Short problem
Copy the material below verbatim, from its start through the line containing "candidate-name: 52. OSMEÑA, SERGE", with both ends included.

======== Exercise input

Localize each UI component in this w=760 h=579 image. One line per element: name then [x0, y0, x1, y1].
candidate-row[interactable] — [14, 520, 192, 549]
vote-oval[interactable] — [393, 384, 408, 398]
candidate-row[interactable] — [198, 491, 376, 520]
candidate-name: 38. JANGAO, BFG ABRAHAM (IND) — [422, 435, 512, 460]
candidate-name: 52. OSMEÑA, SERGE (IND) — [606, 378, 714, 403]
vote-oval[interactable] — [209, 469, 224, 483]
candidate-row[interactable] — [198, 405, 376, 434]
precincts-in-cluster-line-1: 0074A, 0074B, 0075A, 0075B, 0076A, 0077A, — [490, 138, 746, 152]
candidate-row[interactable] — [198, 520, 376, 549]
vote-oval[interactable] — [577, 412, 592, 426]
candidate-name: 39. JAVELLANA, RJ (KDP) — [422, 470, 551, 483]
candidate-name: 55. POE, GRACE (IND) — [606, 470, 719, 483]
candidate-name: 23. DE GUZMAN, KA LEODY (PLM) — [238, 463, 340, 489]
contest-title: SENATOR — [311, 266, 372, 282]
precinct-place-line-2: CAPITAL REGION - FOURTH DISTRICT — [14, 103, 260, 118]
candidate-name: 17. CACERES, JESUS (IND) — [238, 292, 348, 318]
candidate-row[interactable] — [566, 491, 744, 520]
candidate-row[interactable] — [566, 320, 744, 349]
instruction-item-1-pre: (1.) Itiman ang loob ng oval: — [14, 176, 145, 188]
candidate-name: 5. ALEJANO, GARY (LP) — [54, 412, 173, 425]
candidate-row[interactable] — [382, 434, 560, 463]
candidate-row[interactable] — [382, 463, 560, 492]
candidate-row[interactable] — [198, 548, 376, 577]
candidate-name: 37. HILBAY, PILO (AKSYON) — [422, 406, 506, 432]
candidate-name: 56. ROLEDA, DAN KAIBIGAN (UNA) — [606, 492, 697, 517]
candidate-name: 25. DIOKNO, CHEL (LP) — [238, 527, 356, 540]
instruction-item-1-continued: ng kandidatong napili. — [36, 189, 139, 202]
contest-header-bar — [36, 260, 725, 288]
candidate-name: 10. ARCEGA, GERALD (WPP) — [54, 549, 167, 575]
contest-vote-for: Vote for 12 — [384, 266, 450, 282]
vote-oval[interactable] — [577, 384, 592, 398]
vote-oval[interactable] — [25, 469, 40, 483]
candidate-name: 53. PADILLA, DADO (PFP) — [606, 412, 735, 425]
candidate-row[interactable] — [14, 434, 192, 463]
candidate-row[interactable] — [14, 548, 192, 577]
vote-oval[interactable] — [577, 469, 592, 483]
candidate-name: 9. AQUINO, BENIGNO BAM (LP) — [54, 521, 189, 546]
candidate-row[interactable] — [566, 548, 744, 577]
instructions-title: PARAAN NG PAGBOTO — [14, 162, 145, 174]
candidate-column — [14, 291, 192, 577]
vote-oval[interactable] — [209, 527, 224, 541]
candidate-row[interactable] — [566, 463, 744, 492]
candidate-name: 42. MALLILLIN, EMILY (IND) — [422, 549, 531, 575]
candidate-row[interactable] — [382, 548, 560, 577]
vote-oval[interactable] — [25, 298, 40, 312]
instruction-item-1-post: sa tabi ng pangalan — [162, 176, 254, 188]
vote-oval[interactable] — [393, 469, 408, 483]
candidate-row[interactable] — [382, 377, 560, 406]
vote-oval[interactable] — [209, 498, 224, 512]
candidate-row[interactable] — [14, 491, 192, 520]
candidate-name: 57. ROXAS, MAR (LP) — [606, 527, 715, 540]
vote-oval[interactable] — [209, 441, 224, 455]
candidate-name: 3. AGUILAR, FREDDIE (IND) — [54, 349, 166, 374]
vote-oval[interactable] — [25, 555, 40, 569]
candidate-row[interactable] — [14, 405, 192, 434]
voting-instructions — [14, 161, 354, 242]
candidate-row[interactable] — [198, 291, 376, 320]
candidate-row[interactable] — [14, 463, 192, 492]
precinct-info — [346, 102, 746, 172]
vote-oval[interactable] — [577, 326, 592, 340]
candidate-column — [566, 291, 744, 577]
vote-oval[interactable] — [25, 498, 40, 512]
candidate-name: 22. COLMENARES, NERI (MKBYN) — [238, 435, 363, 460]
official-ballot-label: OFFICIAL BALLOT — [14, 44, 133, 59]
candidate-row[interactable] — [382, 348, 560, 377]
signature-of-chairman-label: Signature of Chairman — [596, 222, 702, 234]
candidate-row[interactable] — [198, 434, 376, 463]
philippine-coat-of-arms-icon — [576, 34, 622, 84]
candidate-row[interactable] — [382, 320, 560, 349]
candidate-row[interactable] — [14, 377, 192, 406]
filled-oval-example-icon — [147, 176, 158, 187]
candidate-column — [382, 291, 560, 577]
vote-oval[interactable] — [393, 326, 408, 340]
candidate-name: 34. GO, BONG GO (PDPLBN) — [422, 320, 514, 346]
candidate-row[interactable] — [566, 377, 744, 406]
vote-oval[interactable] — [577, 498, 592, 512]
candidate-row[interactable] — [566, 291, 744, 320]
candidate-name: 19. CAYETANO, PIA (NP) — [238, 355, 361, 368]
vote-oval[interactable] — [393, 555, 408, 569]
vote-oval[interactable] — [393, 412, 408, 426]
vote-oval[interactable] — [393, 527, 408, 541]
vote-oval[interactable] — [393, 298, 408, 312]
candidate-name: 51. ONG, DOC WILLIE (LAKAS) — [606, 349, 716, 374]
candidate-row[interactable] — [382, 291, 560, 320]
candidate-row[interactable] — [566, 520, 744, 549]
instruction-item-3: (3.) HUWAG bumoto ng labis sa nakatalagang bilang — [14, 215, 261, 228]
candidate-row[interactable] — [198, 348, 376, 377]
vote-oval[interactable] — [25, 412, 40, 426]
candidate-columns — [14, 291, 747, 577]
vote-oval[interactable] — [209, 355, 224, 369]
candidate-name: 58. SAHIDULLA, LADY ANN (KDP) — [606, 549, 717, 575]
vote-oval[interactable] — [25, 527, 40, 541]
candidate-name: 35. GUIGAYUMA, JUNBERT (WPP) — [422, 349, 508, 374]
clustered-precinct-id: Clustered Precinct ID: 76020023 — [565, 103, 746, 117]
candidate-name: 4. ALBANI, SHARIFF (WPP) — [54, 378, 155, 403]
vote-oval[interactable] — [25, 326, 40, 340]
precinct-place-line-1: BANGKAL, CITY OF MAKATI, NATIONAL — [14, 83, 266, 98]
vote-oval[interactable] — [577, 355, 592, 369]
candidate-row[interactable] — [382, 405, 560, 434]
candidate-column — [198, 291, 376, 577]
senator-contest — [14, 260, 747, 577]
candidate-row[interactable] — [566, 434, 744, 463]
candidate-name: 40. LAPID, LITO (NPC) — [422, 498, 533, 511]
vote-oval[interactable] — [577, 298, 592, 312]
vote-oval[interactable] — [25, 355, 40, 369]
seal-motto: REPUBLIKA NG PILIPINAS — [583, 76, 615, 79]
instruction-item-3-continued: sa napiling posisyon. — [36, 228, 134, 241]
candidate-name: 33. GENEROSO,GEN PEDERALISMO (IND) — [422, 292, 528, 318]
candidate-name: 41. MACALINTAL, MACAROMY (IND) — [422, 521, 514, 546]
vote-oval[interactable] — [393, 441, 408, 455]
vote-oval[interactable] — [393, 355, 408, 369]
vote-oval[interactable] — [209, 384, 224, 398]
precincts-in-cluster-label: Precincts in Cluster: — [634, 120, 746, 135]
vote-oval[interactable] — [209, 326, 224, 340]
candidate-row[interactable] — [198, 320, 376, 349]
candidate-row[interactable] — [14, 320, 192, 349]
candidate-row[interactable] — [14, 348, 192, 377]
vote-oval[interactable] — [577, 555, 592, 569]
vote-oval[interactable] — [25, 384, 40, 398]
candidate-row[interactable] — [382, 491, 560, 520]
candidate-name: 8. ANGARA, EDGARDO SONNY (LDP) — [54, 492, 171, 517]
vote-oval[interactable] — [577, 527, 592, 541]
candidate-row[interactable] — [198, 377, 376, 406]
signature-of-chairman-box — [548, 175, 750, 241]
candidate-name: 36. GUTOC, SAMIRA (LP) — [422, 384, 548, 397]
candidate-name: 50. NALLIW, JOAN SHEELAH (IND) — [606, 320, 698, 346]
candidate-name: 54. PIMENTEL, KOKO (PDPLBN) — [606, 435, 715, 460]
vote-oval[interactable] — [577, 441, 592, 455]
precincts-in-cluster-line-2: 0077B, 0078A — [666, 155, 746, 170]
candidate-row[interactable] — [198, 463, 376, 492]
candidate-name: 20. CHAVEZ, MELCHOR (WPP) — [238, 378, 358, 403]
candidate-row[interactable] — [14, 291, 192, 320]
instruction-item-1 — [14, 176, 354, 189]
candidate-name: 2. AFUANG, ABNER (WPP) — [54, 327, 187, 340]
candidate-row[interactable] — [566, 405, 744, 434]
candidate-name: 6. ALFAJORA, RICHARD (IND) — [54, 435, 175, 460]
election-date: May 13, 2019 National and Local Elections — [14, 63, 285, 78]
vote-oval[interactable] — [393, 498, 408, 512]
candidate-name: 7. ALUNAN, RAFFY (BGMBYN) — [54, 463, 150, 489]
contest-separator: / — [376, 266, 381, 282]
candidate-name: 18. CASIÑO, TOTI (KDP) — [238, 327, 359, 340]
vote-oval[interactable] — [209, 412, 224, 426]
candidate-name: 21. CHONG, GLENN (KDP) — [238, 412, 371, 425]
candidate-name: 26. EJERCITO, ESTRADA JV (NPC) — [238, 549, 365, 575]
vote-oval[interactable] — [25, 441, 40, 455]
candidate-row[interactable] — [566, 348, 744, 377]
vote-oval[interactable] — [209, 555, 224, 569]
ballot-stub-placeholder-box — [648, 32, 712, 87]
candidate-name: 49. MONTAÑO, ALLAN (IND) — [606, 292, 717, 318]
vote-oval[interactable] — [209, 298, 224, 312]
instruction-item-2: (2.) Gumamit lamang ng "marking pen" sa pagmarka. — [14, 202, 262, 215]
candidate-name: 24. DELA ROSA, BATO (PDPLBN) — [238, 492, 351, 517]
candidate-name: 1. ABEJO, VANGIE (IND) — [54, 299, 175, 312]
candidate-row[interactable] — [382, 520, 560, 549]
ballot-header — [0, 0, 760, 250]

================

Exercise solution
Localize each UI component in this w=760 h=579 image. One line per element: name then [x0, y0, x1, y1].
candidate-row[interactable] — [14, 520, 192, 549]
vote-oval[interactable] — [393, 384, 408, 398]
candidate-row[interactable] — [198, 491, 376, 520]
candidate-name: 38. JANGAO, BFG ABRAHAM (IND) — [422, 435, 512, 460]
candidate-name: 52. OSMEÑA, SERGE (IND) — [606, 378, 714, 403]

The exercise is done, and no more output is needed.